DIRECTIVE ->
Repeat the material below exactly, with no pictures.

== == ==

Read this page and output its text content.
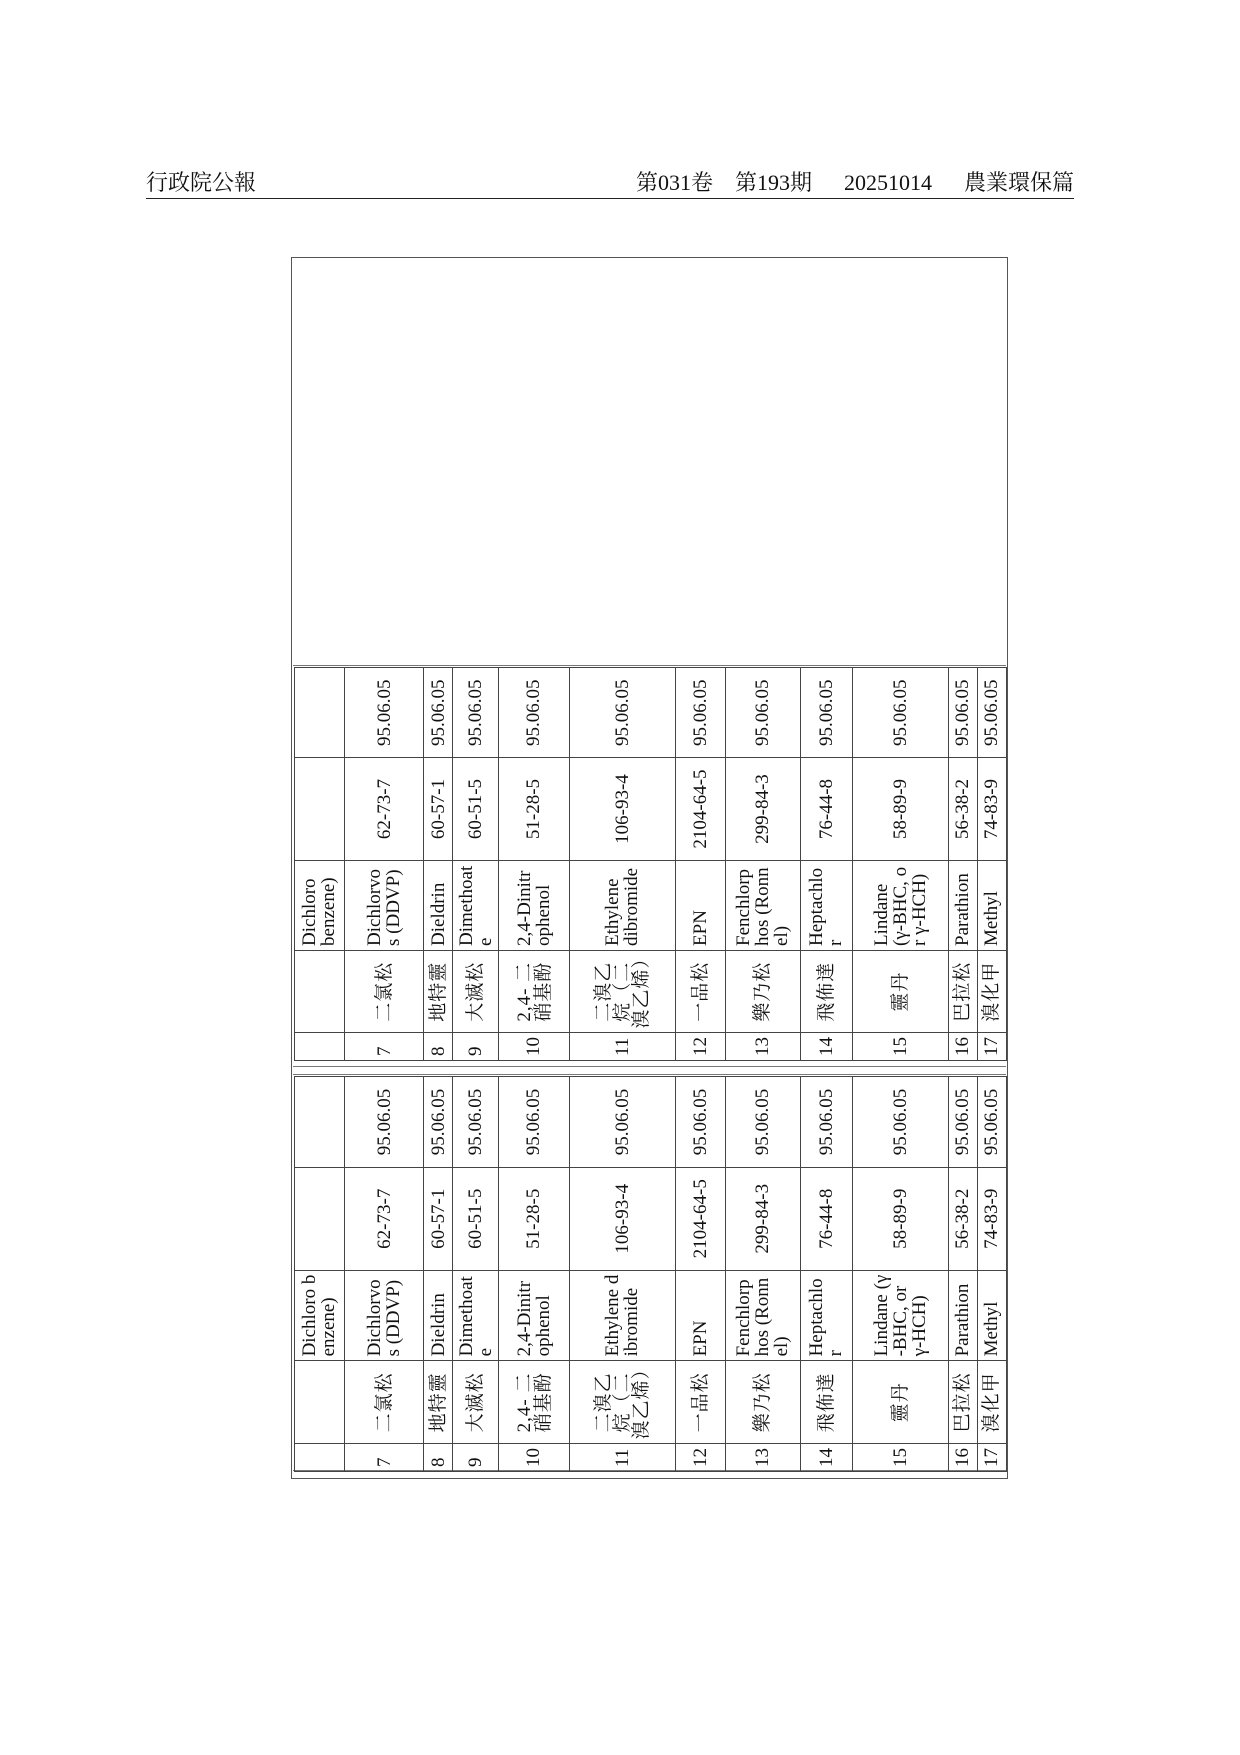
行政院公報	第031卷 第193期 20251014 農業環保篇
		Dichloro benzene)		
7	二氯松	Dichlorvos (DDVP)	62-73-7	95.06.05
8	地特靈	Dieldrin	60-57-1	95.06.05
9	大滅松	Dimethoate	60-51-5	95.06.05
10	2,4- 二硝基酚	2,4-Dinitrophenol	51-28-5	95.06.05
11	二溴乙烷（二溴乙烯）	Ethylene dibromide	106-93-4	95.06.05
12	一品松	EPN	2104-64-5	95.06.05
13	樂乃松	Fenchlorphos (Ronnel)	299-84-3	95.06.05
14	飛佈達	Heptachlor	76-44-8	95.06.05
15	靈丹	Lindane (γ-BHC, or γ-HCH)	58-89-9	95.06.05
16	巴拉松	Parathion	56-38-2	95.06.05
17	溴化甲	Methyl	74-83-9	95.06.05
		Dichloro benzene)		
7	二氯松	Dichlorvos (DDVP)	62-73-7	95.06.05
8	地特靈	Dieldrin	60-57-1	95.06.05
9	大滅松	Dimethoate	60-51-5	95.06.05
10	2,4- 二硝基酚	2,4-Dinitrophenol	51-28-5	95.06.05
11	二溴乙烷（二溴乙烯）	Ethylene dibromide	106-93-4	95.06.05
12	一品松	EPN	2104-64-5	95.06.05
13	樂乃松	Fenchlorphos (Ronnel)	299-84-3	95.06.05
14	飛佈達	Heptachlor	76-44-8	95.06.05
15	靈丹	Lindane (γ-BHC, or γ-HCH)	58-89-9	95.06.05
16	巴拉松	Parathion	56-38-2	95.06.05
17	溴化甲	Methyl	74-83-9	95.06.05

== == ==

WRITTEN REPLY ->
Read this page and output its text content.
行政院公報	第031卷 第193期 20251014 農業環保篇
		Dichloro benzene)		
7	二氯松	Dichlorvos (DDVP)	62-73-7	95.06.05
8	地特靈	Dieldrin	60-57-1	95.06.05
9	大滅松	Dimethoate	60-51-5	95.06.05
10	2,4- 二硝基酚	2,4-Dinitrophenol	51-28-5	95.06.05
11	二溴乙烷（二溴乙烯）	Ethylene dibromide	106-93-4	95.06.05
12	一品松	EPN	2104-64-5	95.06.05
13	樂乃松	Fenchlorphos (Ronnel)	299-84-3	95.06.05
14	飛佈達	Heptachlor	76-44-8	95.06.05
15	靈丹	Lindane (γ-BHC, or γ-HCH)	58-89-9	95.06.05
16	巴拉松	Parathion	56-38-2	95.06.05
17	溴化甲	Methyl	74-83-9	95.06.05
		Dichloro benzene)		
7	二氯松	Dichlorvos (DDVP)	62-73-7	95.06.05
8	地特靈	Dieldrin	60-57-1	95.06.05
9	大滅松	Dimethoate	60-51-5	95.06.05
10	2,4- 二硝基酚	2,4-Dinitrophenol	51-28-5	95.06.05
11	二溴乙烷（二溴乙烯）	Ethylene dibromide	106-93-4	95.06.05
12	一品松	EPN	2104-64-5	95.06.05
13	樂乃松	Fenchlorphos (Ronnel)	299-84-3	95.06.05
14	飛佈達	Heptachlor	76-44-8	95.06.05
15	靈丹	Lindane (γ-BHC, or γ-HCH)	58-89-9	95.06.05
16	巴拉松	Parathion	56-38-2	95.06.05
17	溴化甲	Methyl	74-83-9	95.06.05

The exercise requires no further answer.